◆ ENTRIES SHOWN ◆

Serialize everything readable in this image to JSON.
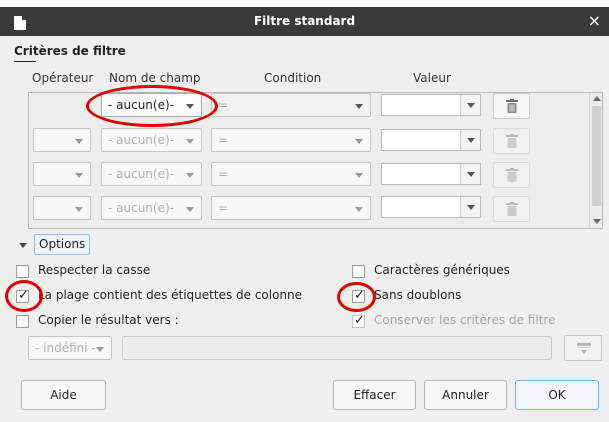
{
  "window": {
    "title": "Filtre standard",
    "close_glyph": "×"
  },
  "criteria": {
    "section_title": "Critères de filtre",
    "headers": {
      "operator": "Opérateur",
      "field_name": "Nom de champ",
      "condition": "Condition",
      "value": "Valeur"
    },
    "rows": [
      {
        "operator": "",
        "field": "- aucun(e)-",
        "condition": "=",
        "value": "",
        "enabled": true
      },
      {
        "operator": "",
        "field": "- aucun(e)-",
        "condition": "=",
        "value": "",
        "enabled": false
      },
      {
        "operator": "",
        "field": "- aucun(e)-",
        "condition": "=",
        "value": "",
        "enabled": false
      },
      {
        "operator": "",
        "field": "- aucun(e)-",
        "condition": "=",
        "value": "",
        "enabled": false
      }
    ]
  },
  "options": {
    "toggle_label": "Options",
    "expanded": true,
    "case_sensitive": {
      "label": "Respecter la casse",
      "checked": false
    },
    "range_has_headers": {
      "label": "La plage contient des étiquettes de colonne",
      "checked": true
    },
    "copy_results": {
      "label": "Copier le résultat vers :",
      "checked": false
    },
    "wildcards": {
      "label": "Caractères génériques",
      "checked": false
    },
    "no_duplicates": {
      "label": "Sans doublons",
      "checked": true
    },
    "keep_criteria": {
      "label": "Conserver les critères de filtre",
      "checked": true,
      "enabled": false
    },
    "destination": {
      "selected": "- indéfini -",
      "value": ""
    }
  },
  "buttons": {
    "help": "Aide",
    "reset": "Effacer",
    "cancel": "Annuler",
    "ok": "OK"
  },
  "icons": {
    "window": "document-icon",
    "delete": "trash-icon",
    "shrink": "shrink-dialog-icon",
    "expander": "triangle-down-icon"
  },
  "annotations": {
    "highlight_color": "#e00000"
  }
}
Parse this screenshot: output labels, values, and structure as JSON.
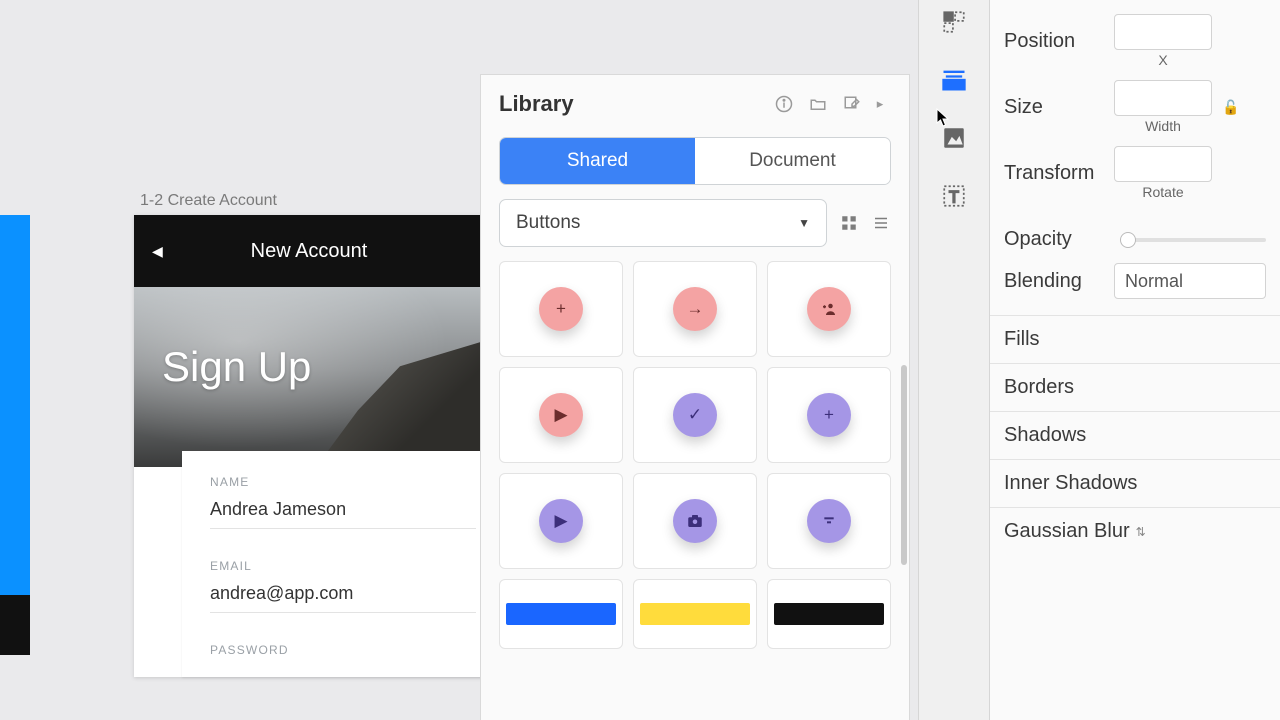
{
  "artboard": {
    "label": "1-2 Create Account",
    "header_title": "New Account",
    "hero_title": "Sign Up",
    "fields": {
      "name_label": "NAME",
      "name_value": "Andrea Jameson",
      "email_label": "EMAIL",
      "email_value": "andrea@app.com",
      "password_label": "PASSWORD"
    }
  },
  "library": {
    "title": "Library",
    "tabs": {
      "shared": "Shared",
      "document": "Document"
    },
    "dropdown": "Buttons"
  },
  "inspector": {
    "position_label": "Position",
    "position_x": "X",
    "size_label": "Size",
    "size_width": "Width",
    "transform_label": "Transform",
    "transform_rotate": "Rotate",
    "opacity_label": "Opacity",
    "blending_label": "Blending",
    "blending_value": "Normal",
    "fills": "Fills",
    "borders": "Borders",
    "shadows": "Shadows",
    "inner_shadows": "Inner Shadows",
    "gaussian_blur": "Gaussian Blur"
  }
}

◆ EXERCISE DESCRIPTION ◆
Skip every picture and transcribe the data above exactly.

◆ IN RESPONSE ◆
Serialize everything readable in this image to JSON.
{
  "window": {
    "title": "Filtre standard",
    "close_glyph": "×"
  },
  "criteria": {
    "section_title": "Critères de filtre",
    "headers": {
      "operator": "Opérateur",
      "field_name": "Nom de champ",
      "condition": "Condition",
      "value": "Valeur"
    },
    "rows": [
      {
        "operator": "",
        "field": "- aucun(e)-",
        "condition": "=",
        "value": "",
        "enabled": true
      },
      {
        "operator": "",
        "field": "- aucun(e)-",
        "condition": "=",
        "value": "",
        "enabled": false
      },
      {
        "operator": "",
        "field": "- aucun(e)-",
        "condition": "=",
        "value": "",
        "enabled": false
      },
      {
        "operator": "",
        "field": "- aucun(e)-",
        "condition": "=",
        "value": "",
        "enabled": false
      }
    ]
  },
  "options": {
    "toggle_label": "Options",
    "expanded": true,
    "case_sensitive": {
      "label": "Respecter la casse",
      "checked": false
    },
    "range_has_headers": {
      "label": "La plage contient des étiquettes de colonne",
      "checked": true
    },
    "copy_results": {
      "label": "Copier le résultat vers :",
      "checked": false
    },
    "wildcards": {
      "label": "Caractères génériques",
      "checked": false
    },
    "no_duplicates": {
      "label": "Sans doublons",
      "checked": true
    },
    "keep_criteria": {
      "label": "Conserver les critères de filtre",
      "checked": true,
      "enabled": false
    },
    "destination": {
      "selected": "- indéfini -",
      "value": ""
    }
  },
  "buttons": {
    "help": "Aide",
    "reset": "Effacer",
    "cancel": "Annuler",
    "ok": "OK"
  },
  "icons": {
    "window": "document-icon",
    "delete": "trash-icon",
    "shrink": "shrink-dialog-icon",
    "expander": "triangle-down-icon"
  },
  "annotations": {
    "highlight_color": "#e00000"
  }
}
Parse this screenshot: output labels, values, and structure as JSON.
{
  "artboard": {
    "label": "1-2 Create Account",
    "header_title": "New Account",
    "hero_title": "Sign Up",
    "fields": {
      "name_label": "NAME",
      "name_value": "Andrea Jameson",
      "email_label": "EMAIL",
      "email_value": "andrea@app.com",
      "password_label": "PASSWORD"
    }
  },
  "library": {
    "title": "Library",
    "tabs": {
      "shared": "Shared",
      "document": "Document"
    },
    "dropdown": "Buttons"
  },
  "inspector": {
    "position_label": "Position",
    "position_x": "X",
    "size_label": "Size",
    "size_width": "Width",
    "transform_label": "Transform",
    "transform_rotate": "Rotate",
    "opacity_label": "Opacity",
    "blending_label": "Blending",
    "blending_value": "Normal",
    "fills": "Fills",
    "borders": "Borders",
    "shadows": "Shadows",
    "inner_shadows": "Inner Shadows",
    "gaussian_blur": "Gaussian Blur"
  }
}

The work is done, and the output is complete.